=== Task data ===
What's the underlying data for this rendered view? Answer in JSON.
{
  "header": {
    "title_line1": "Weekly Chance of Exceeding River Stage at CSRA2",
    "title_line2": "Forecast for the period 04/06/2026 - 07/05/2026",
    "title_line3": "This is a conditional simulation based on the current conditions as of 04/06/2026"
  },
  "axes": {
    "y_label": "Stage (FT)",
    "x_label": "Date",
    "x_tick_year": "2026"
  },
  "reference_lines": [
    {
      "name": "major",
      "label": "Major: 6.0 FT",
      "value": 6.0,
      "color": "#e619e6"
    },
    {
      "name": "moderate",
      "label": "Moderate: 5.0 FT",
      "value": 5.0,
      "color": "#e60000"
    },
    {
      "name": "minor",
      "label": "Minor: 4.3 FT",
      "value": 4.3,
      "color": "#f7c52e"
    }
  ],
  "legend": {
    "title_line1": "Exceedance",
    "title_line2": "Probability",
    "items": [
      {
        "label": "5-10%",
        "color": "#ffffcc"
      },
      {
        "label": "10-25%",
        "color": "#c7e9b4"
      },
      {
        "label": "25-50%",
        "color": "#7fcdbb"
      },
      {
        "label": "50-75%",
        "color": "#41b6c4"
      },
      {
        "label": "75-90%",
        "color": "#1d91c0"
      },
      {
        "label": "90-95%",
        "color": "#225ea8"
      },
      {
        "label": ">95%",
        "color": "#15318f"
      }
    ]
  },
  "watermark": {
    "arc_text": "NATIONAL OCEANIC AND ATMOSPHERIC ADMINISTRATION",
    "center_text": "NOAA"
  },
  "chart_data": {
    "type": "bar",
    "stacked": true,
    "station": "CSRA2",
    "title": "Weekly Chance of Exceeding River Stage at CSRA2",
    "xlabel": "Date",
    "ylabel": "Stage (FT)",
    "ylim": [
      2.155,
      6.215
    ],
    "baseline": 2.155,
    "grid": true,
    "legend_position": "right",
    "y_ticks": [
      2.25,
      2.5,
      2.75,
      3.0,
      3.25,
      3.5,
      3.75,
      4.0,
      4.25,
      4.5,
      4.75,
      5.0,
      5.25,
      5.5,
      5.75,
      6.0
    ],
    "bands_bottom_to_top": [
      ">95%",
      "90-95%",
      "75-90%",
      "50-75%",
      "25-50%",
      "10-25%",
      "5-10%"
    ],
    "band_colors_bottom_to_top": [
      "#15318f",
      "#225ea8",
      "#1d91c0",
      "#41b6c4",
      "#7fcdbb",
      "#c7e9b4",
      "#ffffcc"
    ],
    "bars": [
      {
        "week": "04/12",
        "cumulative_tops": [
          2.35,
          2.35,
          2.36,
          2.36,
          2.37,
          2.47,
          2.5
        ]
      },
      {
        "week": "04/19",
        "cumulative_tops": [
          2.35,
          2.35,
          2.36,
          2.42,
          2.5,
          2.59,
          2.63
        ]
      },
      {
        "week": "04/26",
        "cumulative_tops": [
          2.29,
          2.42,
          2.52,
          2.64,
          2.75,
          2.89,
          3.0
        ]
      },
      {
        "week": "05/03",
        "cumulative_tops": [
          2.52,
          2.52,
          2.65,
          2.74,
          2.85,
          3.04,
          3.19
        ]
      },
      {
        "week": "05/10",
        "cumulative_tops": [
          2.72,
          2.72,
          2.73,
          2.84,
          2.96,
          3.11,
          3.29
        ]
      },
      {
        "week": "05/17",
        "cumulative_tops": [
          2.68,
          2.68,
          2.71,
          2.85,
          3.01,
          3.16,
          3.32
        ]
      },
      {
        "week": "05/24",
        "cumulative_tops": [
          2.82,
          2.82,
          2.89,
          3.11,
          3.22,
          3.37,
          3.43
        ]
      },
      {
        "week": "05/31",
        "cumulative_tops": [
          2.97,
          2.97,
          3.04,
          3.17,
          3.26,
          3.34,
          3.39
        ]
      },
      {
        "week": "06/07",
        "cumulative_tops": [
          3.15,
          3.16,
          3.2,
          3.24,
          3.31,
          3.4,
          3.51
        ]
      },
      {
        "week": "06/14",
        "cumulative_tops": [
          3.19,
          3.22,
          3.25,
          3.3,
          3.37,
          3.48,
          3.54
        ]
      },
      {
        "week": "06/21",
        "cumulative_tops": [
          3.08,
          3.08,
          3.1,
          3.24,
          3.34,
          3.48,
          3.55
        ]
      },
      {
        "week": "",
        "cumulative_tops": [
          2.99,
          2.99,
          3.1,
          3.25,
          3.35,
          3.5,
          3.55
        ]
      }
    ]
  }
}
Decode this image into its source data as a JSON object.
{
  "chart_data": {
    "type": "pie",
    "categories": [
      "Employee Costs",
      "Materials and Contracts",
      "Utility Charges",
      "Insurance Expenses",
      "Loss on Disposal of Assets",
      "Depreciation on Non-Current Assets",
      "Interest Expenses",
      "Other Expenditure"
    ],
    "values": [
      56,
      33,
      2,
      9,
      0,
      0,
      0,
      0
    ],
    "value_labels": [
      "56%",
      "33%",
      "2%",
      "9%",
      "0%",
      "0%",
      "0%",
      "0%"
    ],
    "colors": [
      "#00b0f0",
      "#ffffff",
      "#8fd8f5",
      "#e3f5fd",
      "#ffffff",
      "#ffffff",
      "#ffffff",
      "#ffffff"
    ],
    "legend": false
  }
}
===
The task: Filter the entries above down to the lines containing the word "Assets".

Response for this exercise:
      "Loss on Disposal of Assets",
      "Depreciation on Non-Current Assets",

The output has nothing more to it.